EXERCISE PROMPT – From the listing below, return each line that includes "sublabel".

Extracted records
• • •
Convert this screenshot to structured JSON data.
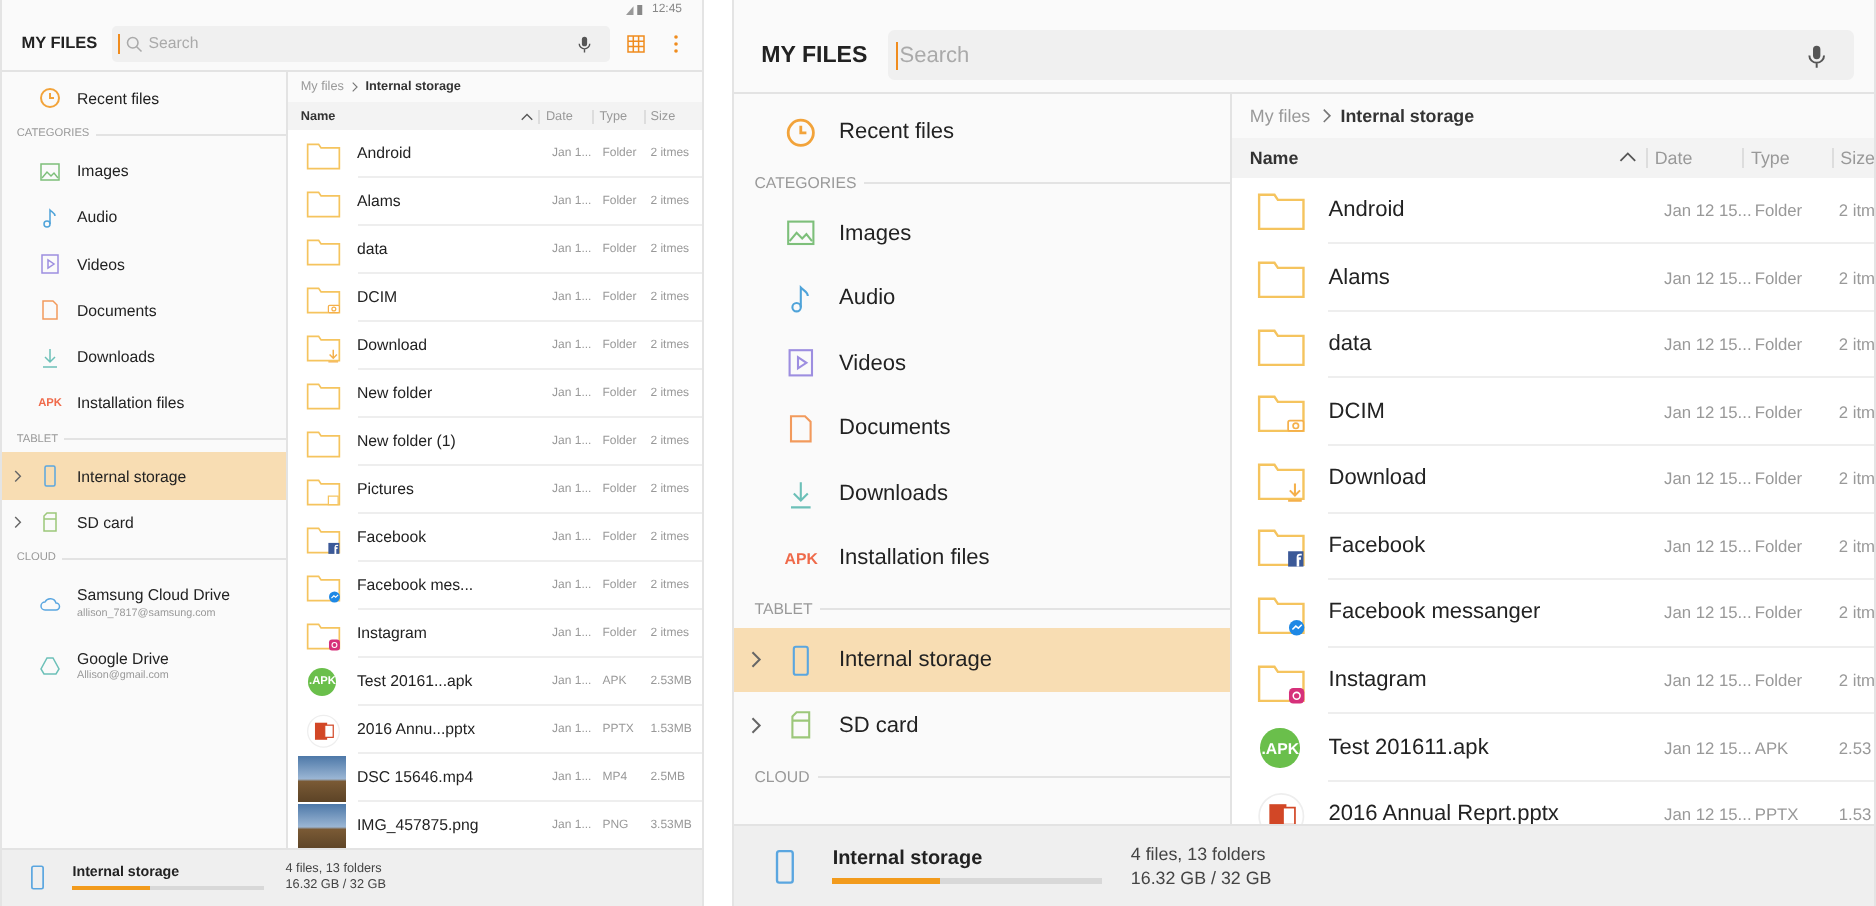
{
  "screens": [
    {
      "status_bar": {
        "time": "12:45"
      },
      "header": {
        "title": "MY FILES",
        "search": {
          "placeholder": "Search"
        }
      },
      "sidebar": [
        {
          "kind": "item",
          "label": "Recent files",
          "selected": false
        },
        {
          "kind": "header",
          "label": "CATEGORIES"
        },
        {
          "kind": "item",
          "label": "Images",
          "selected": false
        },
        {
          "kind": "item",
          "label": "Audio",
          "selected": false
        },
        {
          "kind": "item",
          "label": "Videos",
          "selected": false
        },
        {
          "kind": "item",
          "label": "Documents",
          "selected": false
        },
        {
          "kind": "item",
          "label": "Downloads",
          "selected": false
        },
        {
          "kind": "item",
          "icon_text": "APK",
          "label": "Installation files",
          "selected": false
        },
        {
          "kind": "header",
          "label": "TABLET"
        },
        {
          "kind": "storage",
          "label": "Internal storage",
          "selected": true
        },
        {
          "kind": "storage",
          "label": "SD card",
          "selected": false
        },
        {
          "kind": "header",
          "label": "CLOUD"
        },
        {
          "kind": "account",
          "label": "Samsung Cloud Drive",
          "sublabel": "allison_7817@samsung.com",
          "selected": false
        },
        {
          "kind": "account",
          "label": "Google Drive",
          "sublabel": "Allison@gmail.com",
          "selected": false
        }
      ],
      "breadcrumb": [
        "My files",
        "Internal storage"
      ],
      "columns": [
        "Name",
        "Date",
        "Type",
        "Size"
      ],
      "rows": [
        {
          "kind": "folder",
          "name": "Android",
          "date": "Jan 1...",
          "type": "Folder",
          "size": "2 itmes"
        },
        {
          "kind": "folder",
          "name": "Alams",
          "date": "Jan 1...",
          "type": "Folder",
          "size": "2 itmes"
        },
        {
          "kind": "folder",
          "name": "data",
          "date": "Jan 1...",
          "type": "Folder",
          "size": "2 itmes"
        },
        {
          "kind": "camera",
          "name": "DCIM",
          "date": "Jan 1...",
          "type": "Folder",
          "size": "2 itmes"
        },
        {
          "kind": "download",
          "name": "Download",
          "date": "Jan 1...",
          "type": "Folder",
          "size": "2 itmes"
        },
        {
          "kind": "folder",
          "name": "New folder",
          "date": "Jan 1...",
          "type": "Folder",
          "size": "2 itmes"
        },
        {
          "kind": "folder",
          "name": "New folder (1)",
          "date": "Jan 1...",
          "type": "Folder",
          "size": "2 itmes"
        },
        {
          "kind": "pictures",
          "name": "Pictures",
          "date": "Jan 1...",
          "type": "Folder",
          "size": "2 itmes"
        },
        {
          "kind": "facebook",
          "name": "Facebook",
          "date": "Jan 1...",
          "type": "Folder",
          "size": "2 itmes"
        },
        {
          "kind": "messenger",
          "name": "Facebook mes...",
          "date": "Jan 1...",
          "type": "Folder",
          "size": "2 itmes"
        },
        {
          "kind": "instagram",
          "name": "Instagram",
          "date": "Jan 1...",
          "type": "Folder",
          "size": "2 itmes"
        },
        {
          "kind": "apk",
          "icon_text": ".APK",
          "name": "Test 20161...apk",
          "date": "Jan 1...",
          "type": "APK",
          "size": "2.53MB"
        },
        {
          "kind": "pptx",
          "name": "2016 Annu...pptx",
          "date": "Jan 1...",
          "type": "PPTX",
          "size": "1.53MB"
        },
        {
          "kind": "photo",
          "name": "DSC 15646.mp4",
          "date": "Jan 1...",
          "type": "MP4",
          "size": "2.5MB"
        },
        {
          "kind": "photo",
          "name": "IMG_457875.png",
          "date": "Jan 1...",
          "type": "PNG",
          "size": "3.53MB"
        }
      ],
      "footer": {
        "label": "Internal storage",
        "level": 0.4,
        "counts": "4 files, 13 folders",
        "usage": "16.32 GB / 32 GB"
      }
    },
    {
      "header": {
        "title": "MY FILES",
        "search": {
          "placeholder": "Search"
        }
      },
      "sidebar": [
        {
          "kind": "item",
          "label": "Recent files",
          "selected": false
        },
        {
          "kind": "header",
          "label": "CATEGORIES"
        },
        {
          "kind": "item",
          "label": "Images",
          "selected": false
        },
        {
          "kind": "item",
          "label": "Audio",
          "selected": false
        },
        {
          "kind": "item",
          "label": "Videos",
          "selected": false
        },
        {
          "kind": "item",
          "label": "Documents",
          "selected": false
        },
        {
          "kind": "item",
          "label": "Downloads",
          "selected": false
        },
        {
          "kind": "item",
          "icon_text": "APK",
          "label": "Installation files",
          "selected": false
        },
        {
          "kind": "header",
          "label": "TABLET"
        },
        {
          "kind": "storage",
          "label": "Internal storage",
          "selected": true
        },
        {
          "kind": "storage",
          "label": "SD card",
          "selected": false
        },
        {
          "kind": "header",
          "label": "CLOUD"
        }
      ],
      "breadcrumb": [
        "My files",
        "Internal storage"
      ],
      "columns": [
        "Name",
        "Date",
        "Type",
        "Size"
      ],
      "rows": [
        {
          "kind": "folder",
          "name": "Android",
          "date": "Jan 12 15...",
          "type": "Folder",
          "size": "2 itm"
        },
        {
          "kind": "folder",
          "name": "Alams",
          "date": "Jan 12 15...",
          "type": "Folder",
          "size": "2 itm"
        },
        {
          "kind": "folder",
          "name": "data",
          "date": "Jan 12 15...",
          "type": "Folder",
          "size": "2 itm"
        },
        {
          "kind": "camera",
          "name": "DCIM",
          "date": "Jan 12 15...",
          "type": "Folder",
          "size": "2 itm"
        },
        {
          "kind": "download",
          "name": "Download",
          "date": "Jan 12 15...",
          "type": "Folder",
          "size": "2 itm"
        },
        {
          "kind": "facebook",
          "name": "Facebook",
          "date": "Jan 12 15...",
          "type": "Folder",
          "size": "2 itm"
        },
        {
          "kind": "messenger",
          "name": "Facebook messanger",
          "date": "Jan 12 15...",
          "type": "Folder",
          "size": "2 itm"
        },
        {
          "kind": "instagram",
          "name": "Instagram",
          "date": "Jan 12 15...",
          "type": "Folder",
          "size": "2 itm"
        },
        {
          "kind": "apk",
          "icon_text": ".APK",
          "name": "Test 201611.apk",
          "date": "Jan 12 15...",
          "type": "APK",
          "size": "2.53"
        },
        {
          "kind": "pptx",
          "name": "2016 Annual Reprt.pptx",
          "date": "Jan 12 15...",
          "type": "PPTX",
          "size": "1.53"
        }
      ],
      "footer": {
        "label": "Internal storage",
        "level": 0.4,
        "counts": "4 files, 13 folders",
        "usage": "16.32 GB / 32 GB"
      }
    }
  ]
}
• • •
WRITTEN SOLUTION –
          "sublabel": "allison_7817@samsung.com",
          "sublabel": "Allison@gmail.com",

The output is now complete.